» **Objective**:
Count how many lines hold the string "ressemblance", and give only that number.

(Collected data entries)
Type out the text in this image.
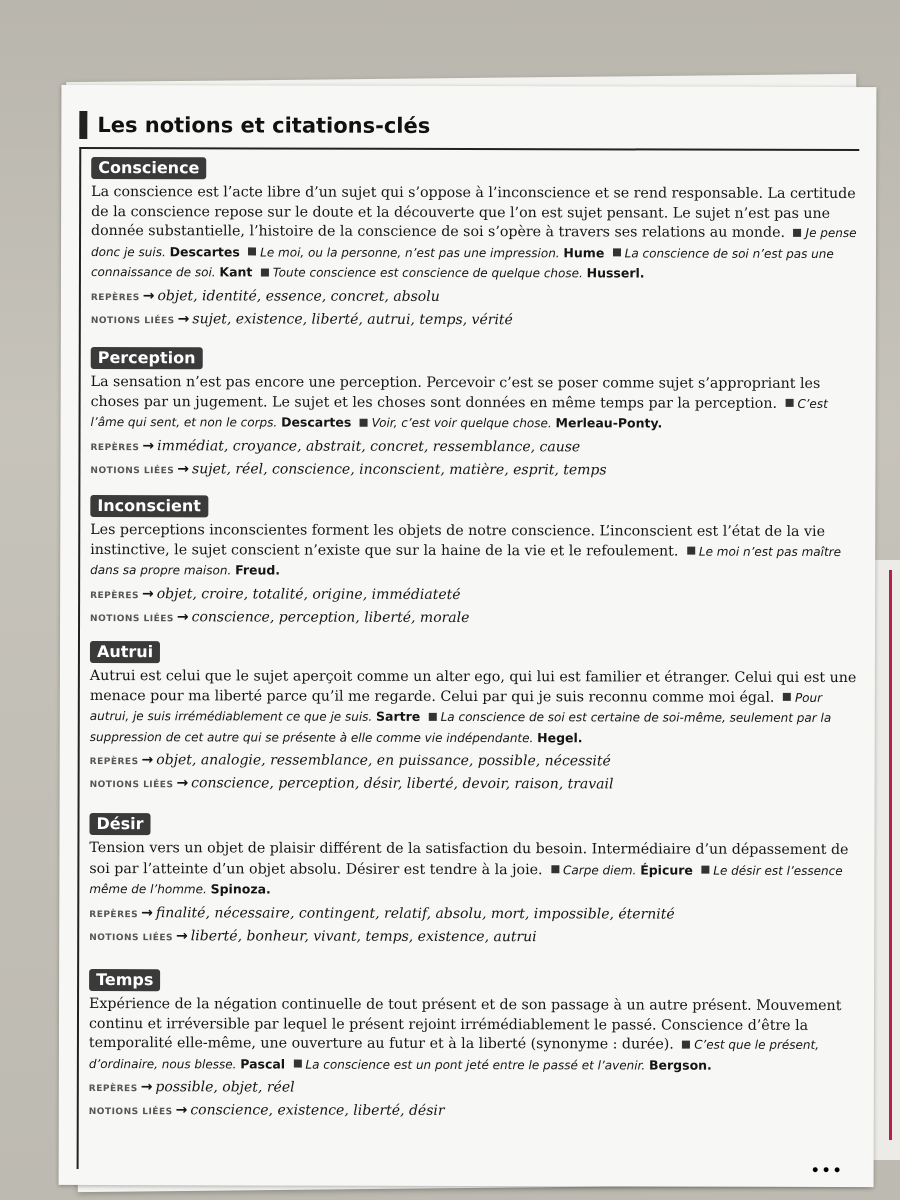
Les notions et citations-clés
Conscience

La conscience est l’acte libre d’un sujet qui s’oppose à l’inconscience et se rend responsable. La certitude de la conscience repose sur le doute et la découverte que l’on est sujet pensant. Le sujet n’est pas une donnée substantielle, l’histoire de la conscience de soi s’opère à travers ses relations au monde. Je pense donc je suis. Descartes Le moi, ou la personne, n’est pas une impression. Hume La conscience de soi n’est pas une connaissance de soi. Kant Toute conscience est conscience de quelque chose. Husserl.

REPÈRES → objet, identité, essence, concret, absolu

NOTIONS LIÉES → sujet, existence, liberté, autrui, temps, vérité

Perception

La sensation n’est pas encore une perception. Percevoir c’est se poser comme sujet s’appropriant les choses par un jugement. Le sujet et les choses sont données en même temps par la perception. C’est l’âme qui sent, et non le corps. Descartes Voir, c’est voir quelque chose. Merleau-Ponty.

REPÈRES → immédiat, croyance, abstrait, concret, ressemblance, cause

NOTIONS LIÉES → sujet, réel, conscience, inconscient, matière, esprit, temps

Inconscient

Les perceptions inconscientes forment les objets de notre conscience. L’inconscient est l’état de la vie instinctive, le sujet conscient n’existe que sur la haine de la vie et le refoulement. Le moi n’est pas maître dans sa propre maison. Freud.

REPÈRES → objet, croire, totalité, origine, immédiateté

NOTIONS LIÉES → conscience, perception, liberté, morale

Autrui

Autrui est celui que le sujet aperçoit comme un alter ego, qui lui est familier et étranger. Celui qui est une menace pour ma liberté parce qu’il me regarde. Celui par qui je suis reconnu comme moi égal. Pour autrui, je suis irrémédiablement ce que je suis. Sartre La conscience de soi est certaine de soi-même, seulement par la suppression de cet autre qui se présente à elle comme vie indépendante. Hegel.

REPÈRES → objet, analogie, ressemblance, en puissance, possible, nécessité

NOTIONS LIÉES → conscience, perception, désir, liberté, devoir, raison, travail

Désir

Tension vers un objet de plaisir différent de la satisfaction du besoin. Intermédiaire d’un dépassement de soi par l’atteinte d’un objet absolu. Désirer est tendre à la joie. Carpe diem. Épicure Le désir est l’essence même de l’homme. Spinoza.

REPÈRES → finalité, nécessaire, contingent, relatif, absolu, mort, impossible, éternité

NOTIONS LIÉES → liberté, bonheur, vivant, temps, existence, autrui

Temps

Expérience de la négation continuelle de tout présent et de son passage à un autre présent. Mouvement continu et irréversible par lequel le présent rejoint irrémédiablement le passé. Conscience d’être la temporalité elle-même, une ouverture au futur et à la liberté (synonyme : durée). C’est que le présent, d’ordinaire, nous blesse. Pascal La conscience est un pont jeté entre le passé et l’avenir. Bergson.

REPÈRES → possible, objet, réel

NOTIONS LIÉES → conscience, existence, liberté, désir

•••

...

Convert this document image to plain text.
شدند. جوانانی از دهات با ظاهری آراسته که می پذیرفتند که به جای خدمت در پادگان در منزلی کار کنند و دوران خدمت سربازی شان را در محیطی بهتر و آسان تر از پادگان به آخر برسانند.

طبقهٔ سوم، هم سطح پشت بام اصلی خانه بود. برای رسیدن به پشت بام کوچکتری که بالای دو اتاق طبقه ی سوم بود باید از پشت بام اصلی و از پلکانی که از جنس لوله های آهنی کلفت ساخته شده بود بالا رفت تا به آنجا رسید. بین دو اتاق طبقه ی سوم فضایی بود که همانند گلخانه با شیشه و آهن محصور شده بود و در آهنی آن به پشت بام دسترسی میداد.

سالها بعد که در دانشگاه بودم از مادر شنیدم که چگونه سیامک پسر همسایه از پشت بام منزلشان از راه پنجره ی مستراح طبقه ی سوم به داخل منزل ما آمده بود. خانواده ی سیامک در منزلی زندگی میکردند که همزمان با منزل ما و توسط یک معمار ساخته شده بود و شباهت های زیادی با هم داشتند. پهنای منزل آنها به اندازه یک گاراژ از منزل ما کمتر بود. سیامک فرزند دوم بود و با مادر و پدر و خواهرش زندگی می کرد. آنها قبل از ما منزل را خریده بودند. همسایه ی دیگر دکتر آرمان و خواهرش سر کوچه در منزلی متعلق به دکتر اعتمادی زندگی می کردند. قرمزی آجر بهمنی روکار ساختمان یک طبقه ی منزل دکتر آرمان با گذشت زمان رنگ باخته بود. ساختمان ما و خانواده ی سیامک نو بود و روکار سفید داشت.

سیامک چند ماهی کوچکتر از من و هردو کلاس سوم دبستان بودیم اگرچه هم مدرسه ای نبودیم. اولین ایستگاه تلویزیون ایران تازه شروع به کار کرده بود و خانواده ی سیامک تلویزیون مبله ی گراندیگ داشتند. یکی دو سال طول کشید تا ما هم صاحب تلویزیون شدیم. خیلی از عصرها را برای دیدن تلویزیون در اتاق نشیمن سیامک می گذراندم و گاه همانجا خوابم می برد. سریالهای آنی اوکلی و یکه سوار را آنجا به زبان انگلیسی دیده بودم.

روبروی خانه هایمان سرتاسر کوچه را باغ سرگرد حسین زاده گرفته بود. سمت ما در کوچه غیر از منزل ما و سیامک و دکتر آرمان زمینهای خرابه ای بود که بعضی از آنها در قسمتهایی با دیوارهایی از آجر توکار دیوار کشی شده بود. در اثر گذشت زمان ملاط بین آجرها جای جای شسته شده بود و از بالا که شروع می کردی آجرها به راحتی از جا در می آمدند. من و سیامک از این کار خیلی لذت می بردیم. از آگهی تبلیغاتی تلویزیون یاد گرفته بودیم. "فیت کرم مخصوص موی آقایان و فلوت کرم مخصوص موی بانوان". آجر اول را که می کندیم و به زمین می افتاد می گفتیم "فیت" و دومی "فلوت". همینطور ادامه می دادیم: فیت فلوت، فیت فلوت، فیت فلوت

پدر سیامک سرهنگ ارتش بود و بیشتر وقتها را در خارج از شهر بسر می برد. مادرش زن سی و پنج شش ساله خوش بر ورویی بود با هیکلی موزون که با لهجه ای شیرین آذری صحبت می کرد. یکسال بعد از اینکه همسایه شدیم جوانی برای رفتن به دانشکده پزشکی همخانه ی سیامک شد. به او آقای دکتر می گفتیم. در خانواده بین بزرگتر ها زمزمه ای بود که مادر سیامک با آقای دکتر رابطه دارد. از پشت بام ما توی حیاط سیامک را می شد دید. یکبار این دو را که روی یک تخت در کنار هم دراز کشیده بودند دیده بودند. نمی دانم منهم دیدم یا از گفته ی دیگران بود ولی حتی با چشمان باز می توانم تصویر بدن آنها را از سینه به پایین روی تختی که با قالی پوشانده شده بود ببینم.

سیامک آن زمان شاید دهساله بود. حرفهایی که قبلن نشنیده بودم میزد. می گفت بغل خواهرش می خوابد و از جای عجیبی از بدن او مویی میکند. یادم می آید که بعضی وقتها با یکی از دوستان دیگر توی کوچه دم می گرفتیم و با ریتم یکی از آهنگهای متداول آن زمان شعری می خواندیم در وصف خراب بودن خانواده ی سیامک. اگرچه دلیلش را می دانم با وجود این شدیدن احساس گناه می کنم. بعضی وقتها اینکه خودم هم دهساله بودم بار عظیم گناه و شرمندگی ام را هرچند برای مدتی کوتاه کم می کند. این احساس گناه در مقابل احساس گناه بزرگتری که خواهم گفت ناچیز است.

--

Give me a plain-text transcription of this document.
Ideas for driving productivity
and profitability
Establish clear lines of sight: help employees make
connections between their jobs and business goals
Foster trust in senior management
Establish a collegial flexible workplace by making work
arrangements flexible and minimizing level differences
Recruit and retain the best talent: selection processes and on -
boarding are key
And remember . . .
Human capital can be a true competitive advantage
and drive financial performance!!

» **The solution**:
2